**** RECORD EXTRACTS ****

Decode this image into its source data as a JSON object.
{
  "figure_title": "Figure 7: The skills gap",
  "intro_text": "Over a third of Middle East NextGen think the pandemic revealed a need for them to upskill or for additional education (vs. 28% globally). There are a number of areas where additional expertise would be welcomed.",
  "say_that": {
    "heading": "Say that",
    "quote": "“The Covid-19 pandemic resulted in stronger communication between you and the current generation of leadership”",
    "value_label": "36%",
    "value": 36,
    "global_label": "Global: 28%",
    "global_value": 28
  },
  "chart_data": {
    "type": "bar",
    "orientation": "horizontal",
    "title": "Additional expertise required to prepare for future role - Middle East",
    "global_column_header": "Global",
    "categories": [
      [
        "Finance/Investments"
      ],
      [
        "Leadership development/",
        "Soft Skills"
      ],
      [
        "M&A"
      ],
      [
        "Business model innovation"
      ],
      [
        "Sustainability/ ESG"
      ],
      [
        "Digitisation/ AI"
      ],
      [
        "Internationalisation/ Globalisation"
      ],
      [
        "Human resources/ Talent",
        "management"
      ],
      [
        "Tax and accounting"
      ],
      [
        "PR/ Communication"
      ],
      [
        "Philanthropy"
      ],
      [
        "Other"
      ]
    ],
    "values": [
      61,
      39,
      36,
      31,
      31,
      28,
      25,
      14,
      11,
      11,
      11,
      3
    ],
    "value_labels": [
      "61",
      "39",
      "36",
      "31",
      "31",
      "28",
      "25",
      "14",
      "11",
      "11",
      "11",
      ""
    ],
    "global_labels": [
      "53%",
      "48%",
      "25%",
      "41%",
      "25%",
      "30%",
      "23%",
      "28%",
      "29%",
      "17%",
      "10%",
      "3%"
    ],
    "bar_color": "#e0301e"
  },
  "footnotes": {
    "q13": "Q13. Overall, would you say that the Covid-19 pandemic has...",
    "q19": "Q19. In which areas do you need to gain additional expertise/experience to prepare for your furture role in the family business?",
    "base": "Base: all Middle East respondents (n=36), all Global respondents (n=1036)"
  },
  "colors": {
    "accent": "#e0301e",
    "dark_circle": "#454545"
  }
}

****

- **WHAT THIS TASK INVOLVES**
Copy out each record, keeping every word as it is.

- **SOLUTION TO THIS EXERCISE**
Decode this image into its source data as a JSON object.
{
  "figure_title": "Figure 7: The skills gap",
  "intro_text": "Over a third of Middle East NextGen think the pandemic revealed a need for them to upskill or for additional education (vs. 28% globally). There are a number of areas where additional expertise would be welcomed.",
  "say_that": {
    "heading": "Say that",
    "quote": "“The Covid-19 pandemic resulted in stronger communication between you and the current generation of leadership”",
    "value_label": "36%",
    "value": 36,
    "global_label": "Global: 28%",
    "global_value": 28
  },
  "chart_data": {
    "type": "bar",
    "orientation": "horizontal",
    "title": "Additional expertise required to prepare for future role - Middle East",
    "global_column_header": "Global",
    "categories": [
      [
        "Finance/Investments"
      ],
      [
        "Leadership development/",
        "Soft Skills"
      ],
      [
        "M&A"
      ],
      [
        "Business model innovation"
      ],
      [
        "Sustainability/ ESG"
      ],
      [
        "Digitisation/ AI"
      ],
      [
        "Internationalisation/ Globalisation"
      ],
      [
        "Human resources/ Talent",
        "management"
      ],
      [
        "Tax and accounting"
      ],
      [
        "PR/ Communication"
      ],
      [
        "Philanthropy"
      ],
      [
        "Other"
      ]
    ],
    "values": [
      61,
      39,
      36,
      31,
      31,
      28,
      25,
      14,
      11,
      11,
      11,
      3
    ],
    "value_labels": [
      "61",
      "39",
      "36",
      "31",
      "31",
      "28",
      "25",
      "14",
      "11",
      "11",
      "11",
      ""
    ],
    "global_labels": [
      "53%",
      "48%",
      "25%",
      "41%",
      "25%",
      "30%",
      "23%",
      "28%",
      "29%",
      "17%",
      "10%",
      "3%"
    ],
    "bar_color": "#e0301e"
  },
  "footnotes": {
    "q13": "Q13. Overall, would you say that the Covid-19 pandemic has...",
    "q19": "Q19. In which areas do you need to gain additional expertise/experience to prepare for your furture role in the family business?",
    "base": "Base: all Middle East respondents (n=36), all Global respondents (n=1036)"
  },
  "colors": {
    "accent": "#e0301e",
    "dark_circle": "#454545"
  }
}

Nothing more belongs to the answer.